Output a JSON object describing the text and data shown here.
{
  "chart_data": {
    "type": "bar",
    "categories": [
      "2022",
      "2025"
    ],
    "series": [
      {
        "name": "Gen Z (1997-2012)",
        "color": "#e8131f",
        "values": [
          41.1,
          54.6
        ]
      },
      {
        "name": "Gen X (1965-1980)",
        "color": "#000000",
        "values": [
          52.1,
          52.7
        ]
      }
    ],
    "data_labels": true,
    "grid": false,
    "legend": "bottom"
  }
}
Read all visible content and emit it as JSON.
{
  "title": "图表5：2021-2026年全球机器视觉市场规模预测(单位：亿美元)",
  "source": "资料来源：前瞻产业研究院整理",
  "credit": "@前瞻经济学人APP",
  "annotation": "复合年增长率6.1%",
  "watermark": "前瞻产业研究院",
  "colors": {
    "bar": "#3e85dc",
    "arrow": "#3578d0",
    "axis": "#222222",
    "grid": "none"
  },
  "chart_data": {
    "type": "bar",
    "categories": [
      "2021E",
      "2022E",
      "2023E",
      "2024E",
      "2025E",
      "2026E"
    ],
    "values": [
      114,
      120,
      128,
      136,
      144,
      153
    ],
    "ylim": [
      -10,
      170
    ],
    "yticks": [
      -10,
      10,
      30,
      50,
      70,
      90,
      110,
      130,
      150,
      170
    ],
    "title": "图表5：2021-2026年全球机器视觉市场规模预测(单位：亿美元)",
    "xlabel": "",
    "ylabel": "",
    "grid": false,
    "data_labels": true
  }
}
------------------------------------
● EXERCISE DESCRIPTION
Quote the entire listing above exactly.

● TASK SOLUTION
Output a JSON object describing the text and data shown here.
{
  "chart_data": {
    "type": "bar",
    "categories": [
      "2022",
      "2025"
    ],
    "series": [
      {
        "name": "Gen Z (1997-2012)",
        "color": "#e8131f",
        "values": [
          41.1,
          54.6
        ]
      },
      {
        "name": "Gen X (1965-1980)",
        "color": "#000000",
        "values": [
          52.1,
          52.7
        ]
      }
    ],
    "data_labels": true,
    "grid": false,
    "legend": "bottom"
  }
}
Read all visible content and emit it as JSON.
{
  "title": "图表5：2021-2026年全球机器视觉市场规模预测(单位：亿美元)",
  "source": "资料来源：前瞻产业研究院整理",
  "credit": "@前瞻经济学人APP",
  "annotation": "复合年增长率6.1%",
  "watermark": "前瞻产业研究院",
  "colors": {
    "bar": "#3e85dc",
    "arrow": "#3578d0",
    "axis": "#222222",
    "grid": "none"
  },
  "chart_data": {
    "type": "bar",
    "categories": [
      "2021E",
      "2022E",
      "2023E",
      "2024E",
      "2025E",
      "2026E"
    ],
    "values": [
      114,
      120,
      128,
      136,
      144,
      153
    ],
    "ylim": [
      -10,
      170
    ],
    "yticks": [
      -10,
      10,
      30,
      50,
      70,
      90,
      110,
      130,
      150,
      170
    ],
    "title": "图表5：2021-2026年全球机器视觉市场规模预测(单位：亿美元)",
    "xlabel": "",
    "ylabel": "",
    "grid": false,
    "data_labels": true
  }
}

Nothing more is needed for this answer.